Copy the data word for word, keeping every line.

## Extracted data
-- -- --
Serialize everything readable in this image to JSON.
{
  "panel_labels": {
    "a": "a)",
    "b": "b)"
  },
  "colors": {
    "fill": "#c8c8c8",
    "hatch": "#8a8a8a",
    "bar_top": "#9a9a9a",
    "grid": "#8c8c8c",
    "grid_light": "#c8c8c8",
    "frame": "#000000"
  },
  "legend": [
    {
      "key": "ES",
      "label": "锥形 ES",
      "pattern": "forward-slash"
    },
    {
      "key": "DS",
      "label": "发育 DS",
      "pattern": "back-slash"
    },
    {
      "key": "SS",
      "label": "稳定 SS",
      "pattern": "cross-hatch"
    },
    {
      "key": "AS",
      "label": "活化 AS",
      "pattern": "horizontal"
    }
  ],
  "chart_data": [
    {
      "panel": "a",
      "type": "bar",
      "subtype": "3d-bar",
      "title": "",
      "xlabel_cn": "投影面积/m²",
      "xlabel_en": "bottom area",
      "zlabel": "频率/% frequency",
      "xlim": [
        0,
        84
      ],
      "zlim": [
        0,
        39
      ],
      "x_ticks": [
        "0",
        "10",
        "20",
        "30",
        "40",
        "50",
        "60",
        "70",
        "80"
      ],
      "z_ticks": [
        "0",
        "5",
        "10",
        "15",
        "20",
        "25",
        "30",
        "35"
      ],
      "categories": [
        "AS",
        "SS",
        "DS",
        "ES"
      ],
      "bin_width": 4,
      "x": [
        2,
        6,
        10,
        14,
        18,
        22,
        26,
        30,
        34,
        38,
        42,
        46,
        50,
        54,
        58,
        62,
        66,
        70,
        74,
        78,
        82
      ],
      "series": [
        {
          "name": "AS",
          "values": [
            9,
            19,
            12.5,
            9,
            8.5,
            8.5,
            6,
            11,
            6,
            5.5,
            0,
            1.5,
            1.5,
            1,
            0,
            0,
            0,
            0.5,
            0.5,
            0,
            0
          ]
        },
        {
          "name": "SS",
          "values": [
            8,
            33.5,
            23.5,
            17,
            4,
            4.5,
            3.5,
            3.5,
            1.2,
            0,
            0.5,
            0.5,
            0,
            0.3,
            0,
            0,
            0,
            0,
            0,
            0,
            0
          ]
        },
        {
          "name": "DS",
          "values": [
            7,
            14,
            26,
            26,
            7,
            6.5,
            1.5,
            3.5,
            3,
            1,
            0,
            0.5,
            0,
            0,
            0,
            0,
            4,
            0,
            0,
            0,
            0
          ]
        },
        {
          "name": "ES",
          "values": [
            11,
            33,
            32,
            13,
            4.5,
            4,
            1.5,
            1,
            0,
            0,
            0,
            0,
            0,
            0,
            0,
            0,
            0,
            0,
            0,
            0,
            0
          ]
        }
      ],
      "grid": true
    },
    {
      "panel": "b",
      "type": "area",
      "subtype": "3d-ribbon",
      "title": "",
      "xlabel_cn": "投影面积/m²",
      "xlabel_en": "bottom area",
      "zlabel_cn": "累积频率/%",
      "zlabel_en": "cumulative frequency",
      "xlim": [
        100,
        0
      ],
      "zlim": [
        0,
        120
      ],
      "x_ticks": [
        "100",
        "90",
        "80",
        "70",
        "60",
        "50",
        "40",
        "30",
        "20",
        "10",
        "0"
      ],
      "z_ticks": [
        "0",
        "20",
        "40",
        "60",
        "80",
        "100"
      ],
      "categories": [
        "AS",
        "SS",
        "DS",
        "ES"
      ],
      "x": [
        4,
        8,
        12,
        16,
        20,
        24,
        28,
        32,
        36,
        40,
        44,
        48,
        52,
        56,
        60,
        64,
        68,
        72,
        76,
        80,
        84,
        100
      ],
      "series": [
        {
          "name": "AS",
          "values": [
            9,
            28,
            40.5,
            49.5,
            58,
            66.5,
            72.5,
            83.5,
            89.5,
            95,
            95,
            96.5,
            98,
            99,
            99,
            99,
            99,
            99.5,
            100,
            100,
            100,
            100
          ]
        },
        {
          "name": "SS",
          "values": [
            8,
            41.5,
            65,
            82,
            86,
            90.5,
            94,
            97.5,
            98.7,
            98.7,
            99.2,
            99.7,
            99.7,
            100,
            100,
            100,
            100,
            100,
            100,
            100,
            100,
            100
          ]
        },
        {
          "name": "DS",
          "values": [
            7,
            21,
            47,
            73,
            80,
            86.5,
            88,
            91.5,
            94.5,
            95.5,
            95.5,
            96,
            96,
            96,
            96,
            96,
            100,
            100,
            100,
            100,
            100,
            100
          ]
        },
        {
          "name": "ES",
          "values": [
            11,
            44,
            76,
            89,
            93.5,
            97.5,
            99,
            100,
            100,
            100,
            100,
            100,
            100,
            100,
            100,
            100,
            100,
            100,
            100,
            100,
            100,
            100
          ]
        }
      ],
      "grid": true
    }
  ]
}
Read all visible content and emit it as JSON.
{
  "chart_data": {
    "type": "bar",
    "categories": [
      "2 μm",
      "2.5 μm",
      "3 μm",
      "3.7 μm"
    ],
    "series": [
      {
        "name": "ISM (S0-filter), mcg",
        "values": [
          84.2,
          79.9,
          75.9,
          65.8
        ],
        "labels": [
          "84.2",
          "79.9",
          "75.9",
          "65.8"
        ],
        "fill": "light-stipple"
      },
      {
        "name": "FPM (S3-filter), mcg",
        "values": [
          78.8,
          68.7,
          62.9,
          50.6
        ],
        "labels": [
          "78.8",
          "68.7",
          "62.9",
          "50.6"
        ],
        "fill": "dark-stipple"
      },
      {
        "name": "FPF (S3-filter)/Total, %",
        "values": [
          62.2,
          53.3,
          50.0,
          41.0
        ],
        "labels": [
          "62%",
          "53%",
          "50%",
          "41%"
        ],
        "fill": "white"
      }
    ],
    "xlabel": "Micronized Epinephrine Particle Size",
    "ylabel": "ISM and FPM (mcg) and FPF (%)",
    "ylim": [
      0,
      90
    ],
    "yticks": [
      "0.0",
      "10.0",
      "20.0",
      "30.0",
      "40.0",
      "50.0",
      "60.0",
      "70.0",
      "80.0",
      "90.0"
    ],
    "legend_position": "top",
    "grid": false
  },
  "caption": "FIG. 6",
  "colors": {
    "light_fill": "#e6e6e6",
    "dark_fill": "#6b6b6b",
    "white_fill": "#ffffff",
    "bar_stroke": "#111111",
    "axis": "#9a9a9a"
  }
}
-- -- --
## Task answer
Serialize everything readable in this image to JSON.
{
  "panel_labels": {
    "a": "a)",
    "b": "b)"
  },
  "colors": {
    "fill": "#c8c8c8",
    "hatch": "#8a8a8a",
    "bar_top": "#9a9a9a",
    "grid": "#8c8c8c",
    "grid_light": "#c8c8c8",
    "frame": "#000000"
  },
  "legend": [
    {
      "key": "ES",
      "label": "锥形 ES",
      "pattern": "forward-slash"
    },
    {
      "key": "DS",
      "label": "发育 DS",
      "pattern": "back-slash"
    },
    {
      "key": "SS",
      "label": "稳定 SS",
      "pattern": "cross-hatch"
    },
    {
      "key": "AS",
      "label": "活化 AS",
      "pattern": "horizontal"
    }
  ],
  "chart_data": [
    {
      "panel": "a",
      "type": "bar",
      "subtype": "3d-bar",
      "title": "",
      "xlabel_cn": "投影面积/m²",
      "xlabel_en": "bottom area",
      "zlabel": "频率/% frequency",
      "xlim": [
        0,
        84
      ],
      "zlim": [
        0,
        39
      ],
      "x_ticks": [
        "0",
        "10",
        "20",
        "30",
        "40",
        "50",
        "60",
        "70",
        "80"
      ],
      "z_ticks": [
        "0",
        "5",
        "10",
        "15",
        "20",
        "25",
        "30",
        "35"
      ],
      "categories": [
        "AS",
        "SS",
        "DS",
        "ES"
      ],
      "bin_width": 4,
      "x": [
        2,
        6,
        10,
        14,
        18,
        22,
        26,
        30,
        34,
        38,
        42,
        46,
        50,
        54,
        58,
        62,
        66,
        70,
        74,
        78,
        82
      ],
      "series": [
        {
          "name": "AS",
          "values": [
            9,
            19,
            12.5,
            9,
            8.5,
            8.5,
            6,
            11,
            6,
            5.5,
            0,
            1.5,
            1.5,
            1,
            0,
            0,
            0,
            0.5,
            0.5,
            0,
            0
          ]
        },
        {
          "name": "SS",
          "values": [
            8,
            33.5,
            23.5,
            17,
            4,
            4.5,
            3.5,
            3.5,
            1.2,
            0,
            0.5,
            0.5,
            0,
            0.3,
            0,
            0,
            0,
            0,
            0,
            0,
            0
          ]
        },
        {
          "name": "DS",
          "values": [
            7,
            14,
            26,
            26,
            7,
            6.5,
            1.5,
            3.5,
            3,
            1,
            0,
            0.5,
            0,
            0,
            0,
            0,
            4,
            0,
            0,
            0,
            0
          ]
        },
        {
          "name": "ES",
          "values": [
            11,
            33,
            32,
            13,
            4.5,
            4,
            1.5,
            1,
            0,
            0,
            0,
            0,
            0,
            0,
            0,
            0,
            0,
            0,
            0,
            0,
            0
          ]
        }
      ],
      "grid": true
    },
    {
      "panel": "b",
      "type": "area",
      "subtype": "3d-ribbon",
      "title": "",
      "xlabel_cn": "投影面积/m²",
      "xlabel_en": "bottom area",
      "zlabel_cn": "累积频率/%",
      "zlabel_en": "cumulative frequency",
      "xlim": [
        100,
        0
      ],
      "zlim": [
        0,
        120
      ],
      "x_ticks": [
        "100",
        "90",
        "80",
        "70",
        "60",
        "50",
        "40",
        "30",
        "20",
        "10",
        "0"
      ],
      "z_ticks": [
        "0",
        "20",
        "40",
        "60",
        "80",
        "100"
      ],
      "categories": [
        "AS",
        "SS",
        "DS",
        "ES"
      ],
      "x": [
        4,
        8,
        12,
        16,
        20,
        24,
        28,
        32,
        36,
        40,
        44,
        48,
        52,
        56,
        60,
        64,
        68,
        72,
        76,
        80,
        84,
        100
      ],
      "series": [
        {
          "name": "AS",
          "values": [
            9,
            28,
            40.5,
            49.5,
            58,
            66.5,
            72.5,
            83.5,
            89.5,
            95,
            95,
            96.5,
            98,
            99,
            99,
            99,
            99,
            99.5,
            100,
            100,
            100,
            100
          ]
        },
        {
          "name": "SS",
          "values": [
            8,
            41.5,
            65,
            82,
            86,
            90.5,
            94,
            97.5,
            98.7,
            98.7,
            99.2,
            99.7,
            99.7,
            100,
            100,
            100,
            100,
            100,
            100,
            100,
            100,
            100
          ]
        },
        {
          "name": "DS",
          "values": [
            7,
            21,
            47,
            73,
            80,
            86.5,
            88,
            91.5,
            94.5,
            95.5,
            95.5,
            96,
            96,
            96,
            96,
            96,
            100,
            100,
            100,
            100,
            100,
            100
          ]
        },
        {
          "name": "ES",
          "values": [
            11,
            44,
            76,
            89,
            93.5,
            97.5,
            99,
            100,
            100,
            100,
            100,
            100,
            100,
            100,
            100,
            100,
            100,
            100,
            100,
            100,
            100,
            100
          ]
        }
      ],
      "grid": true
    }
  ]
}
Read all visible content and emit it as JSON.
{
  "chart_data": {
    "type": "bar",
    "categories": [
      "2 μm",
      "2.5 μm",
      "3 μm",
      "3.7 μm"
    ],
    "series": [
      {
        "name": "ISM (S0-filter), mcg",
        "values": [
          84.2,
          79.9,
          75.9,
          65.8
        ],
        "labels": [
          "84.2",
          "79.9",
          "75.9",
          "65.8"
        ],
        "fill": "light-stipple"
      },
      {
        "name": "FPM (S3-filter), mcg",
        "values": [
          78.8,
          68.7,
          62.9,
          50.6
        ],
        "labels": [
          "78.8",
          "68.7",
          "62.9",
          "50.6"
        ],
        "fill": "dark-stipple"
      },
      {
        "name": "FPF (S3-filter)/Total, %",
        "values": [
          62.2,
          53.3,
          50.0,
          41.0
        ],
        "labels": [
          "62%",
          "53%",
          "50%",
          "41%"
        ],
        "fill": "white"
      }
    ],
    "xlabel": "Micronized Epinephrine Particle Size",
    "ylabel": "ISM and FPM (mcg) and FPF (%)",
    "ylim": [
      0,
      90
    ],
    "yticks": [
      "0.0",
      "10.0",
      "20.0",
      "30.0",
      "40.0",
      "50.0",
      "60.0",
      "70.0",
      "80.0",
      "90.0"
    ],
    "legend_position": "top",
    "grid": false
  },
  "caption": "FIG. 6",
  "colors": {
    "light_fill": "#e6e6e6",
    "dark_fill": "#6b6b6b",
    "white_fill": "#ffffff",
    "bar_stroke": "#111111",
    "axis": "#9a9a9a"
  }
}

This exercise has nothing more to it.